■ **Problem statement**: Report how many lines in the records below contain the word "переселению". Give only the number.

[Dataset excerpt]

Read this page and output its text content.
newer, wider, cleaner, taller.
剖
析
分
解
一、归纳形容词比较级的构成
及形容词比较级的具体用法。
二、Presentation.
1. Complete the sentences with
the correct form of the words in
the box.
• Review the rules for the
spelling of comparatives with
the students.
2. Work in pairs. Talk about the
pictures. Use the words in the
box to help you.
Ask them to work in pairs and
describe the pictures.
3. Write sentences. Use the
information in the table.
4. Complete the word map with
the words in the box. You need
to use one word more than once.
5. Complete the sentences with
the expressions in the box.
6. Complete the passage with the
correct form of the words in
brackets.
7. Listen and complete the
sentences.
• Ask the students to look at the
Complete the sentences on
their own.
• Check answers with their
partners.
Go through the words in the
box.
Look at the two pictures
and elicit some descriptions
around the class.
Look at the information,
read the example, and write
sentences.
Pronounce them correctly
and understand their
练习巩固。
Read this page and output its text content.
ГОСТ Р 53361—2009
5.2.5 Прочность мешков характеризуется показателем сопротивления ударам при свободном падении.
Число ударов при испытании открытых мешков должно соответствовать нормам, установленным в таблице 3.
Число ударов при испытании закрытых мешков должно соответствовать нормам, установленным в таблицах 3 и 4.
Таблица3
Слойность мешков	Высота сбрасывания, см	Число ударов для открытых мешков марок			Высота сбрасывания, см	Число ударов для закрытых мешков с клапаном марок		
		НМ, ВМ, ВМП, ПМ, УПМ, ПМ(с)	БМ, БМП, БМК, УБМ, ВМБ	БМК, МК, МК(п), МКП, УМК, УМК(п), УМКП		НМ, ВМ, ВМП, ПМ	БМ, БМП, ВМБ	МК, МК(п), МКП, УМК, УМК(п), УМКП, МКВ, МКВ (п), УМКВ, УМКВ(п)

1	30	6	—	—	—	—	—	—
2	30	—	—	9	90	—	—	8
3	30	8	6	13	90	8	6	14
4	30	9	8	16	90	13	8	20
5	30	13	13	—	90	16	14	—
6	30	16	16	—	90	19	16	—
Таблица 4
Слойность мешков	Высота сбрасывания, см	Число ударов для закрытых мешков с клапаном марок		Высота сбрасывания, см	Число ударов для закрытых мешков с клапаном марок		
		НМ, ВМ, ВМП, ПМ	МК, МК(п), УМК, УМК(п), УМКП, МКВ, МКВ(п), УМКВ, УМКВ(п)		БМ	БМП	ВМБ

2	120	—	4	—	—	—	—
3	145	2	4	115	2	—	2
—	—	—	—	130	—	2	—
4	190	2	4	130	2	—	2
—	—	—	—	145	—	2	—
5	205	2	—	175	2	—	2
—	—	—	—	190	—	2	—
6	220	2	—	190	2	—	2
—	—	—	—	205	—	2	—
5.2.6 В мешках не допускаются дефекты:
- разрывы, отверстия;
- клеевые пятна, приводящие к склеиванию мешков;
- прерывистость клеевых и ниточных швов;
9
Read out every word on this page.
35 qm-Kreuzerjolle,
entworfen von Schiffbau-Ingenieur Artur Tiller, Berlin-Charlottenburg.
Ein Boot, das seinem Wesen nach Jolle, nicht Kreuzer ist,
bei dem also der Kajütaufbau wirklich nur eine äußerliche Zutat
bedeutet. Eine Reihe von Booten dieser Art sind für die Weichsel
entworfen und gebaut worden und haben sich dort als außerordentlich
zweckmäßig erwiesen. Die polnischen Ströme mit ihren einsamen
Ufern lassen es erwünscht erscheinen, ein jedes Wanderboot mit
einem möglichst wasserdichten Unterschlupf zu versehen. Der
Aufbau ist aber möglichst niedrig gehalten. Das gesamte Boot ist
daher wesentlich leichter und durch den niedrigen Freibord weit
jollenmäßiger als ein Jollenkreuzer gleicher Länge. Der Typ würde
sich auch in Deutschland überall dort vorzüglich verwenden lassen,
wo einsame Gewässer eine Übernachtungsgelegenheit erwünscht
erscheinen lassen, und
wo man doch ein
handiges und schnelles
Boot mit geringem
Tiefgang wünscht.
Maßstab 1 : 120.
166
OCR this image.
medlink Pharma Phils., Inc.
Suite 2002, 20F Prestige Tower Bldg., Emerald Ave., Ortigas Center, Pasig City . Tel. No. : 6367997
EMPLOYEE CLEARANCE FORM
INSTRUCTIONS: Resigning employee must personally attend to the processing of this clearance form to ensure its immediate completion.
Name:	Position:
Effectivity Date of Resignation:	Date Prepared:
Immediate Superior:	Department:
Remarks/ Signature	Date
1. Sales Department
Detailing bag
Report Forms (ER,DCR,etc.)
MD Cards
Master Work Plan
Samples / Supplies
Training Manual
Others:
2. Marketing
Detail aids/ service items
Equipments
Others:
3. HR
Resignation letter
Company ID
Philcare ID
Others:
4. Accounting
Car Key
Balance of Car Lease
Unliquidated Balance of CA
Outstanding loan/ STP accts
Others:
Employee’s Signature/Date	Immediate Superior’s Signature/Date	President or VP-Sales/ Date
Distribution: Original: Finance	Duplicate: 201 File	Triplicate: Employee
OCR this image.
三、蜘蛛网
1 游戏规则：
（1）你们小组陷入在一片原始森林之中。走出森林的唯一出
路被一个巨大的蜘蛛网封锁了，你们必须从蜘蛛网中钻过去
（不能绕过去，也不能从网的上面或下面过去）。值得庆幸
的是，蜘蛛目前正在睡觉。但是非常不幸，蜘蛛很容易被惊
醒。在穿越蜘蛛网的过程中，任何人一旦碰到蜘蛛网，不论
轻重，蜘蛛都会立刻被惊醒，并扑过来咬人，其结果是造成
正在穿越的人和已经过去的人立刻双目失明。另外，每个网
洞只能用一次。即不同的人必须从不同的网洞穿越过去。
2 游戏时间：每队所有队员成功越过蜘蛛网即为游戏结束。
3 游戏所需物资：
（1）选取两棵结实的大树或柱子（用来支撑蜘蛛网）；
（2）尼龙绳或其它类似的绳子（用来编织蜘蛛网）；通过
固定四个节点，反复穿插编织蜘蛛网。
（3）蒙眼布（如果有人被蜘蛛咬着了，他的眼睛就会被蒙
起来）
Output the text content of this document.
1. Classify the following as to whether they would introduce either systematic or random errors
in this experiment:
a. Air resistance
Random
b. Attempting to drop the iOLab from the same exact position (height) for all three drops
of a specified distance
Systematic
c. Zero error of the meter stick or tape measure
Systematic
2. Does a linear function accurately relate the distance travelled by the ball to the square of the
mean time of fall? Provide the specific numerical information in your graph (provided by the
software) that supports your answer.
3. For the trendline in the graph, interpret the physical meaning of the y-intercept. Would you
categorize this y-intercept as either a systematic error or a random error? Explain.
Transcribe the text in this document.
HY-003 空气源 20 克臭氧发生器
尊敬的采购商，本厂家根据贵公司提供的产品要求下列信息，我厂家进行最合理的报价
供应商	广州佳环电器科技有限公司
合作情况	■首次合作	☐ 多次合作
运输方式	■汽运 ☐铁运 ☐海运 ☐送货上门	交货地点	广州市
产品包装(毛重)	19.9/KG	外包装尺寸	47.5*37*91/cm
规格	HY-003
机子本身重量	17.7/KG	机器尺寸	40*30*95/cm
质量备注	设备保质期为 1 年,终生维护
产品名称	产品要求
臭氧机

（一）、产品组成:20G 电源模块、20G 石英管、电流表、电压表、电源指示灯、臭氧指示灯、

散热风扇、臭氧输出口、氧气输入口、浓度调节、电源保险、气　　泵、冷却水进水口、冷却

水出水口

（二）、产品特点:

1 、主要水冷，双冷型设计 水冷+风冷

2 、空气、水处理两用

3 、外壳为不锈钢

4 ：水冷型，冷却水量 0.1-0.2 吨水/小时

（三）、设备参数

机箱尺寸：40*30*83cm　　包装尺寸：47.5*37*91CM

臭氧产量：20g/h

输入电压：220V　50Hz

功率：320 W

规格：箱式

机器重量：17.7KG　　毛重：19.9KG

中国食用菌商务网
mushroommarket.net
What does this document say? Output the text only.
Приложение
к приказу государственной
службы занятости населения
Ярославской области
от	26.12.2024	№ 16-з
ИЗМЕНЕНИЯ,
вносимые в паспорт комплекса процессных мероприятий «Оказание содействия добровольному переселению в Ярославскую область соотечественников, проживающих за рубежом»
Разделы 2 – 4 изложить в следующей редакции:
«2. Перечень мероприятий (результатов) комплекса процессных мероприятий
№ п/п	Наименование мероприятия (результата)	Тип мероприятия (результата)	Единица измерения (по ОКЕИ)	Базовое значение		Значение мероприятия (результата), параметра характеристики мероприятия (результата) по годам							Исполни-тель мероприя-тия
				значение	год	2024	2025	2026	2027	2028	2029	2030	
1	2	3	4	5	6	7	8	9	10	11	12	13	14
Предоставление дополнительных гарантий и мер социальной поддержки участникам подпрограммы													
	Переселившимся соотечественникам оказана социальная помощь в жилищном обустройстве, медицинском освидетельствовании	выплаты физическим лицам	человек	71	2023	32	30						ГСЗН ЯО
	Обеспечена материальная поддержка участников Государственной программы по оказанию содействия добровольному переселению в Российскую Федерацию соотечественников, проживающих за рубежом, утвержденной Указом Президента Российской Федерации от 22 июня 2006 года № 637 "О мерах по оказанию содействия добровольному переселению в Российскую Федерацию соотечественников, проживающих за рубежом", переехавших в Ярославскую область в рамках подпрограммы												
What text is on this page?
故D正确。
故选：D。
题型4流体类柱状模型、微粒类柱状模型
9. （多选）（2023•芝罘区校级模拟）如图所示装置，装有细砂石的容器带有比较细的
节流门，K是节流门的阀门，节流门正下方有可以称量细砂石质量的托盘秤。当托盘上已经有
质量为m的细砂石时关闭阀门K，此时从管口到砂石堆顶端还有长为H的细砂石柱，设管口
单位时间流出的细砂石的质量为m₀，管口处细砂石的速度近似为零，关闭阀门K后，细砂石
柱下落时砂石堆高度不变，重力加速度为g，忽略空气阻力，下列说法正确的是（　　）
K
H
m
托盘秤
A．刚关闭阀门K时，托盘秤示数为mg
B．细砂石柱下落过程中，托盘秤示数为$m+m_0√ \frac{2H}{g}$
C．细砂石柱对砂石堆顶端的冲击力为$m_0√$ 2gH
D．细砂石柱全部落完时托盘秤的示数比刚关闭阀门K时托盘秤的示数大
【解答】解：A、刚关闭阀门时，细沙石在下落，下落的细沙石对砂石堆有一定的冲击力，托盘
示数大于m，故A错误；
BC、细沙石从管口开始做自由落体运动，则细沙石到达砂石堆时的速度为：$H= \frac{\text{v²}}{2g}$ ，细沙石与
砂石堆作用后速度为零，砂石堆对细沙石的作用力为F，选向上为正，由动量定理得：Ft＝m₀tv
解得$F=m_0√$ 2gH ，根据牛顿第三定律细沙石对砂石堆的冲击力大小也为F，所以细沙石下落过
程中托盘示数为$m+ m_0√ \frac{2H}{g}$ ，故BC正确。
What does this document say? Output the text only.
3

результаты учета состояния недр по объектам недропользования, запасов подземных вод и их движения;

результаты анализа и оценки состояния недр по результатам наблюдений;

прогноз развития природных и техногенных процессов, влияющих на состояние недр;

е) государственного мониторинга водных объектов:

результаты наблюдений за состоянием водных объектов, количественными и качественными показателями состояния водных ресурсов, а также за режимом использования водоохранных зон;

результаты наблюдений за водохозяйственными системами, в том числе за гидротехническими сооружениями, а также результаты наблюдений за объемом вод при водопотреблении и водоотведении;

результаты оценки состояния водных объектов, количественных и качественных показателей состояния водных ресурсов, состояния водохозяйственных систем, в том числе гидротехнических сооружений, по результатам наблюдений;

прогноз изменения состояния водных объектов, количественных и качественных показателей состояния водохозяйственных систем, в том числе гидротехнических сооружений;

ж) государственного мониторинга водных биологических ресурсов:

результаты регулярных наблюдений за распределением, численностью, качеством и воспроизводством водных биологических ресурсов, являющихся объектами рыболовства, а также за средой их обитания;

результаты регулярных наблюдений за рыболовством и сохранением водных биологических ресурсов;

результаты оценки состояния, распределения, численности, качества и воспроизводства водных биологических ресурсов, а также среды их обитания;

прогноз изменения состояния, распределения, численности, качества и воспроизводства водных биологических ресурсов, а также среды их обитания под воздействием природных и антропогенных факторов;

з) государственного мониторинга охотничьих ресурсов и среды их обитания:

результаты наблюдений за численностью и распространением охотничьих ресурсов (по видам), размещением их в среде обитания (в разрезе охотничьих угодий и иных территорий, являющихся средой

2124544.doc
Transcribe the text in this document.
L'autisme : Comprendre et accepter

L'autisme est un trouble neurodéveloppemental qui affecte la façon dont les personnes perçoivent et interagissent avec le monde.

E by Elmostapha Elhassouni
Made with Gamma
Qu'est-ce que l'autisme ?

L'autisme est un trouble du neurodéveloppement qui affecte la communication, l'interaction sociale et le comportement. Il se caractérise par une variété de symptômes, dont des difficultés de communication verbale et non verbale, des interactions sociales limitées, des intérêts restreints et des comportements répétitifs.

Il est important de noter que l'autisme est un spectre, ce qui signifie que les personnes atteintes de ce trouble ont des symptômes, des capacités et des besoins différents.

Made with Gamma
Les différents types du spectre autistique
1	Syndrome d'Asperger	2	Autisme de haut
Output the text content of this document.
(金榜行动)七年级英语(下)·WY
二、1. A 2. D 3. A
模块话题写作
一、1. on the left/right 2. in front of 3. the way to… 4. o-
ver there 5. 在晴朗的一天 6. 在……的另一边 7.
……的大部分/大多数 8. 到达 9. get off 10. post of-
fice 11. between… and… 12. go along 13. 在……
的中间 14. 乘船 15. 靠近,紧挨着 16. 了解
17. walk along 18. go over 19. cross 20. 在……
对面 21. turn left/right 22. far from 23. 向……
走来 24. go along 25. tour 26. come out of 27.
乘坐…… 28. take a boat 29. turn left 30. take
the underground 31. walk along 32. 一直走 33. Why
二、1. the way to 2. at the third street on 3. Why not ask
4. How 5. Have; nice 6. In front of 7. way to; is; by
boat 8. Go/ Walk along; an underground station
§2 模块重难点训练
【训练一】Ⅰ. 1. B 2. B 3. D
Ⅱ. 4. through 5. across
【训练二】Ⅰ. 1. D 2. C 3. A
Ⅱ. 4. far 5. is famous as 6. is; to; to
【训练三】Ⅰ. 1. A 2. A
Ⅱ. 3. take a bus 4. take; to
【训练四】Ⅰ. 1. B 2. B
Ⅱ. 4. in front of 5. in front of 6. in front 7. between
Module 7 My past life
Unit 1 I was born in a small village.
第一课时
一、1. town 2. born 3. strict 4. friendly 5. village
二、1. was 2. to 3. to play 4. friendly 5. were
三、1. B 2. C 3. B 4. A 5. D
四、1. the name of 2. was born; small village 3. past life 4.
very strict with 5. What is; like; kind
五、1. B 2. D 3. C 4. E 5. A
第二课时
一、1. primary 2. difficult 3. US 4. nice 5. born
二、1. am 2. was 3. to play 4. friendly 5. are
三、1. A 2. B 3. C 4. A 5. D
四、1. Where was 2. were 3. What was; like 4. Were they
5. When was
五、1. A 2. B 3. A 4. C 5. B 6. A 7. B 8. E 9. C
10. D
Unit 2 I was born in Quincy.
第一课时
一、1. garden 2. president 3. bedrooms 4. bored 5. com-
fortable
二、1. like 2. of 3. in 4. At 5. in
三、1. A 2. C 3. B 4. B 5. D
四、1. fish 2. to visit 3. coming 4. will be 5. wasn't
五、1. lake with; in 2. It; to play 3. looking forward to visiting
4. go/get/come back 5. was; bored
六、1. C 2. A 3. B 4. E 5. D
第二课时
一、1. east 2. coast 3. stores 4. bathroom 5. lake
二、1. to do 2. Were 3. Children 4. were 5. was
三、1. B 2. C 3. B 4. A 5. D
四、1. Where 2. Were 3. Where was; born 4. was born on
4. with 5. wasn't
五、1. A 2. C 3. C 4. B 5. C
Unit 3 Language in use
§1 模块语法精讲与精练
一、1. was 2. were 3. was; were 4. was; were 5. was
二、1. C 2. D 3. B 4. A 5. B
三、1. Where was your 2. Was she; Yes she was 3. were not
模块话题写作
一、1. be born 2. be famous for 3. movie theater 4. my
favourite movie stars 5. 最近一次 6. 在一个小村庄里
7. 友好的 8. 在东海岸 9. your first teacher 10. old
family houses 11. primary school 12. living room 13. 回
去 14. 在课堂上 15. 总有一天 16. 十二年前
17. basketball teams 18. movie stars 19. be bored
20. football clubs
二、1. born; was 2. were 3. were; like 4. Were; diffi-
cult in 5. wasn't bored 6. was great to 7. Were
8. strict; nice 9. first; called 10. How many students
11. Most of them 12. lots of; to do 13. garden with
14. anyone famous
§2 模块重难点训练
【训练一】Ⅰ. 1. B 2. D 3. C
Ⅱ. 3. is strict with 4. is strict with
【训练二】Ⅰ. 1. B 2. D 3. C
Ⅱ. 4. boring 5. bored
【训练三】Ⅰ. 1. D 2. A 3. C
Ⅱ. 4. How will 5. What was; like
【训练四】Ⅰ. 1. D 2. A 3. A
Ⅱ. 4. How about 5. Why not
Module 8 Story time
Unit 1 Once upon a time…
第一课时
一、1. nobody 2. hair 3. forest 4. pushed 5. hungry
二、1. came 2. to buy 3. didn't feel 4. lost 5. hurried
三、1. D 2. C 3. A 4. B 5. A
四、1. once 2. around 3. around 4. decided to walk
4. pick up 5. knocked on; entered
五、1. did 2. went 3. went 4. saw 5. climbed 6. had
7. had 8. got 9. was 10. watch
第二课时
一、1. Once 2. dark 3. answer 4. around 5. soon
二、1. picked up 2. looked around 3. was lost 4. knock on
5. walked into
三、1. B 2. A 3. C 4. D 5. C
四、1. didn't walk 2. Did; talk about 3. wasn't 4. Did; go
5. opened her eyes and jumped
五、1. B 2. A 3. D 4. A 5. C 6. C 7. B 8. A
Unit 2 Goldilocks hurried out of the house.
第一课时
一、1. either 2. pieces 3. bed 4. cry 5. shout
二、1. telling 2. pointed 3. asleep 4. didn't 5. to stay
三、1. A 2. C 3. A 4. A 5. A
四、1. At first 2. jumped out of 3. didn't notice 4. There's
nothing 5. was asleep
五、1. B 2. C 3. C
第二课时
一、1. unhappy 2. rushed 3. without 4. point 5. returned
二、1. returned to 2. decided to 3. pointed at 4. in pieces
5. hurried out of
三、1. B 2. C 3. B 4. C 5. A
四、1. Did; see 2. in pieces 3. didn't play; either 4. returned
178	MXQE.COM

■ **Solved problem**: 2